* Passage
Start of Block
Mental Health

Sanity is a relative term. Who decides? If there are several thousand species of birds, some of which have only very, very minor differences from another bird, why do we continue to categorise humans into one species with six sub-species: oriental, white, black, asian, aboriginal and arab?

If we can understand the concept of diversity in birds why can we not understand it in humans? So, is an autistic person different or just another species of human being? Who decides they are mentally not equal?

Schizophrenia is said to be present in one form or another in 15% of the western population. The population of Europe is 738 million, which means 110 million people are suffering from one of the several variants of this debilitating mental illness – if these figures are correct. If we add America’s 304 million and Canada’s 34 million inhabitants the population figure climbs to 1,076 million people., which means the total number affected by this one mental illness would be 161 million people. A staggering number.

Others quote 2% as being affected not 15% but that still equates to almost 8 million people in the USA and Canada, 15 million people across Europe and 1.22 million in the UK. These numbers are huge and do not include the myriad of other mental illnesses, like depression, that have affected Van Gogh, Kurt Cobain, Friedrich Nietzsche, Edar Allan Poe, Billy Joel, Heath Ledger, J.K. Rowling and Tennessee Williams among a very long list of others.

However, if we regard schizophrenics, for example, as a variety of human species we begin to see a much clearer picture of how different people are.  Look at this logically, we humans look vastly different we walk, talk, think and move differently. We look at other men/women, cars, food, places to live/visit, clothes, etc., differently. A dazzling array of differences and yet the scientists tell us we are one species but a bird with a tiny speck less red on its beak is an entirely different species to another with a very slightly larger speck. They claim there are over 10,000 different species of birds. Are we really expected to take this ‘science’ seriously?

If we saw those with ‘mental illnesses’, whatever illness it may be, as just another type we could better relate, better manage and better integrate into our population as a whole. Why is it that human intolerance is so high that it prevents us from doing this? Some countries are so distrustful of foreigners, France for example, that they are defined by their xenophobia. Are they really the same species as New Zealanders or Canadians who could not be more open or welcoming?
End of Block
Bounding box prediction data:
Start of Block
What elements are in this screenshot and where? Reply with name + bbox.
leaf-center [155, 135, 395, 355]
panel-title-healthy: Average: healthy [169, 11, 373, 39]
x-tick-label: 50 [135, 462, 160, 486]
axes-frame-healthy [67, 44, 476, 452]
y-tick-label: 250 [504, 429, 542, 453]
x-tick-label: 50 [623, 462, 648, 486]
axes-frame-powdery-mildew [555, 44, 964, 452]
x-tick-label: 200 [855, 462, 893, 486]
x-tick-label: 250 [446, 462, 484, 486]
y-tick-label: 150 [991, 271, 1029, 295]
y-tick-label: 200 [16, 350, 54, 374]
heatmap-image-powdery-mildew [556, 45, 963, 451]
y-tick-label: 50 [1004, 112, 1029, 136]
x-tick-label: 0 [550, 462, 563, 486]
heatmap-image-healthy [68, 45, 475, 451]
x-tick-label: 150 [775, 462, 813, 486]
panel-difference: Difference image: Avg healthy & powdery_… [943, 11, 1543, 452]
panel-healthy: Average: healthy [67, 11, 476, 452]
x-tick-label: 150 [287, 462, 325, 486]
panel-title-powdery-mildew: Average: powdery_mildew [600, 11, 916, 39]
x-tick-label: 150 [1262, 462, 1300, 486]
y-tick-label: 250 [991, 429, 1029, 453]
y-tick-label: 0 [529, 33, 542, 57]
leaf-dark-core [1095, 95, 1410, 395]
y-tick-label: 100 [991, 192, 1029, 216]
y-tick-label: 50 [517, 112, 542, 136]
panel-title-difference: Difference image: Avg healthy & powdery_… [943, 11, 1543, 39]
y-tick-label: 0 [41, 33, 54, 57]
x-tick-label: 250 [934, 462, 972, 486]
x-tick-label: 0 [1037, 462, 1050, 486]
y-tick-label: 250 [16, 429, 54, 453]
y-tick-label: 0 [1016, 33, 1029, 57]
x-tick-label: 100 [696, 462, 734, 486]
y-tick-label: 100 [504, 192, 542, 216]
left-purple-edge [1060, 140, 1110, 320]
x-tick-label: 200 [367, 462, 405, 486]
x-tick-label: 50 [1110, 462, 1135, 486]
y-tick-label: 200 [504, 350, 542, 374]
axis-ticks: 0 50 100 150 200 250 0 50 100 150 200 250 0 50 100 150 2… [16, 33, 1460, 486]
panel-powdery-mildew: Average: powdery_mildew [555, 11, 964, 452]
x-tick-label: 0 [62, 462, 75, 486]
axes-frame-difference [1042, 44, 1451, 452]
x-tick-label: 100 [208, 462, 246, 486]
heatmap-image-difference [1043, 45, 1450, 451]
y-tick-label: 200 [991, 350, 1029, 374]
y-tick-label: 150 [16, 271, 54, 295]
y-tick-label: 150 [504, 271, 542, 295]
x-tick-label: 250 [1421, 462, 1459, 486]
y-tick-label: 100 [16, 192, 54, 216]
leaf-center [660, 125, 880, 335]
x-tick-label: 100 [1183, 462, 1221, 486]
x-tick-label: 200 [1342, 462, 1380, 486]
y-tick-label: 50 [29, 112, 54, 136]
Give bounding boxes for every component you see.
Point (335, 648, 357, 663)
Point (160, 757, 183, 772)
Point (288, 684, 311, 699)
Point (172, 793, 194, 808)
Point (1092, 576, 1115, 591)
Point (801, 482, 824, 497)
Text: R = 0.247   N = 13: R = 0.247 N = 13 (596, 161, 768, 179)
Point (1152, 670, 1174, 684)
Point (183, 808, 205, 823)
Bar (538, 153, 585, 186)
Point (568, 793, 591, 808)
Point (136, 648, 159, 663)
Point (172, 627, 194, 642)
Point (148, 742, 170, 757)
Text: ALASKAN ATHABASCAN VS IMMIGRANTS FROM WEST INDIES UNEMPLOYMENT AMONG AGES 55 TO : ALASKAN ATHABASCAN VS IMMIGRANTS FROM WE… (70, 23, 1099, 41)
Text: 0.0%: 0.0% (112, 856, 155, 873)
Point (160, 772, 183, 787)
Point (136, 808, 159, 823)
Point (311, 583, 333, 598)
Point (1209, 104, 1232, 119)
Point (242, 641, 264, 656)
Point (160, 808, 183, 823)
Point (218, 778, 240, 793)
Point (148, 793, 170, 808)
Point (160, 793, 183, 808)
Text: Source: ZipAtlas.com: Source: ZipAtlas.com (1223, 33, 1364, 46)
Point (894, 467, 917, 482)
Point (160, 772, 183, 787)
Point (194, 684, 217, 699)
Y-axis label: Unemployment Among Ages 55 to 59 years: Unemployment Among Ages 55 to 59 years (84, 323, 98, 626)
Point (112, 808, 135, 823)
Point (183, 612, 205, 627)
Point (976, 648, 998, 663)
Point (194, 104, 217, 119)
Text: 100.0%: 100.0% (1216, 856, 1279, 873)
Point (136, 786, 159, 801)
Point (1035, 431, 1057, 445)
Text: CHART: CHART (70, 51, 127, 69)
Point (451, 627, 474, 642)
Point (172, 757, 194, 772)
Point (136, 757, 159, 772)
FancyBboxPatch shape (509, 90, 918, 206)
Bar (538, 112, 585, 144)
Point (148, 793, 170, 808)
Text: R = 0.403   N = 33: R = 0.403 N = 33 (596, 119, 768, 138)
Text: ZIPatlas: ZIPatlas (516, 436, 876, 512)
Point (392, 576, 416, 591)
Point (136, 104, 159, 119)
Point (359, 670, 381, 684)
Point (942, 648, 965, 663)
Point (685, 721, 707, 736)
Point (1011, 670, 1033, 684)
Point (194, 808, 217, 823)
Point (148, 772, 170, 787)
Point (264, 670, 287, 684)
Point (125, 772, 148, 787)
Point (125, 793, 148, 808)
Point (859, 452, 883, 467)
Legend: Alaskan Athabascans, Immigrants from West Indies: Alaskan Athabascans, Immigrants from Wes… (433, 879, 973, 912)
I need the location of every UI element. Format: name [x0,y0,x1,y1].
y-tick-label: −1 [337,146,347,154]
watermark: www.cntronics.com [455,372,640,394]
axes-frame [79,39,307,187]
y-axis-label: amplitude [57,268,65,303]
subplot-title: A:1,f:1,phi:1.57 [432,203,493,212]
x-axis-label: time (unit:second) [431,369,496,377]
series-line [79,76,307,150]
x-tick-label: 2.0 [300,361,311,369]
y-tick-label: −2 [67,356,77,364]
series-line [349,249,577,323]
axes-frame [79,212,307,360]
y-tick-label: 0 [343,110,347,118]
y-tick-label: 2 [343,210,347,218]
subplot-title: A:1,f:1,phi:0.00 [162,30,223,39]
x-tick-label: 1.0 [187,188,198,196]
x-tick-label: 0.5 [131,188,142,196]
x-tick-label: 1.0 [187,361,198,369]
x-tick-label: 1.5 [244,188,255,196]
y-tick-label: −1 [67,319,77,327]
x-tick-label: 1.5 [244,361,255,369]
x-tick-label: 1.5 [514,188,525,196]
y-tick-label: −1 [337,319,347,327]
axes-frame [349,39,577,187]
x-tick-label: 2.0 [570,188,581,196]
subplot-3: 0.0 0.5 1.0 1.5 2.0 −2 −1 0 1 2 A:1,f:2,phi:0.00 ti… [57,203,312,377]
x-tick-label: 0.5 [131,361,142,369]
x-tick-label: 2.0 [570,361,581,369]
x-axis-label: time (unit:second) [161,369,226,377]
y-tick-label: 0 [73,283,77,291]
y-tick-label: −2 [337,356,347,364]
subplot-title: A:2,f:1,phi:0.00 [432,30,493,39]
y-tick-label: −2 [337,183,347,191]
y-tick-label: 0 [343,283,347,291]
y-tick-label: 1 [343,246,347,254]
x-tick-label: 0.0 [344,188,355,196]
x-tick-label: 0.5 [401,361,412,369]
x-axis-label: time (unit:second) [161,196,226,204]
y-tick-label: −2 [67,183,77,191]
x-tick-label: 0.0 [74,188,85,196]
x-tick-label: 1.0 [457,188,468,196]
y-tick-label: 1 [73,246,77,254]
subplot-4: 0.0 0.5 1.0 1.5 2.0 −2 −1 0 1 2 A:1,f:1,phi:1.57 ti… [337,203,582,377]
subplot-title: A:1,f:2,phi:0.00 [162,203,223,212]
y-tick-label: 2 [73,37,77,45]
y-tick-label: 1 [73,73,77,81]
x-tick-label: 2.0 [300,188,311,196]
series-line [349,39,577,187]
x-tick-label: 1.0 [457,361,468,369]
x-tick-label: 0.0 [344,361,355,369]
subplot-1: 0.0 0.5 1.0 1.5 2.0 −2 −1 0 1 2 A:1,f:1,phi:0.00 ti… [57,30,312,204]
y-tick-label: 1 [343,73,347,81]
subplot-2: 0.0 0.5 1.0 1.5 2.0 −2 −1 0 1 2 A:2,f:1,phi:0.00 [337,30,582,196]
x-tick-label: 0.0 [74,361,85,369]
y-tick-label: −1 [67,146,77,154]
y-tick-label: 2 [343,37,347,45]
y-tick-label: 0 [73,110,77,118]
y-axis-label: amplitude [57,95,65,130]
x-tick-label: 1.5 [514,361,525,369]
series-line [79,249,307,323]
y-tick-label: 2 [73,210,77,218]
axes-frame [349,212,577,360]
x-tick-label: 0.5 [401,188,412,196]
End of Block
* Activity list
(a) Rewrite the mental health essay between "However, if we" and "this ‘science’ seriously?", inclusive, with "scientists" changed to "biologists".
(b) Continue the essay on mental health from the point where it ends.

* Answer list
(a)
However, if we regard schizophrenics, for example, as a variety of human species we begin to see a much clearer picture of how different people are.  Look at this logically, we humans look vastly different we walk, talk, think and move differently. We look at other men/women, cars, food, places to live/visit, clothes, etc., differently. A dazzling array of differences and yet the biologists tell us we are one species but a bird with a tiny speck less red on its beak is an entirely different species to another with a very slightly larger speck. They claim there are over 10,000 different species of birds. Are we really expected to take this ‘science’ seriously?

(b)
Is this the natural condition of humans? Are we predisposed to casting out all that does not resemble us mentally and physically? Is that how nature works? If so, why are the birds doing okay? Is it just a human thing?

Politicians ignore mental health but it is quite clear from these numbers it should be a priority. Let me put this into context, in the USA & Canada there are 1.3 million heart attacks per year. In other words more than five times as many people suffer from mental illness with the accompanying net loss to that continent’s net economy.

The figures for the UK are 275,000 with about 120,000 of these being fatal. This means four and a half times as many people suffer from schizophrenia. This is only one of many types of mental illness. The net cost to the economy is huge in terms of lost income. The cost in human terms is even bigger. People are cut off, excluded and left out even when they have a gift, a talent or a brilliance to add to the population.

How much money is being pumped into heart research and surgery when, as latest evidence shows, a high percentage (more than 30%) is caused by smoking and smoke-filled environments? In other words, largely self-inflicted.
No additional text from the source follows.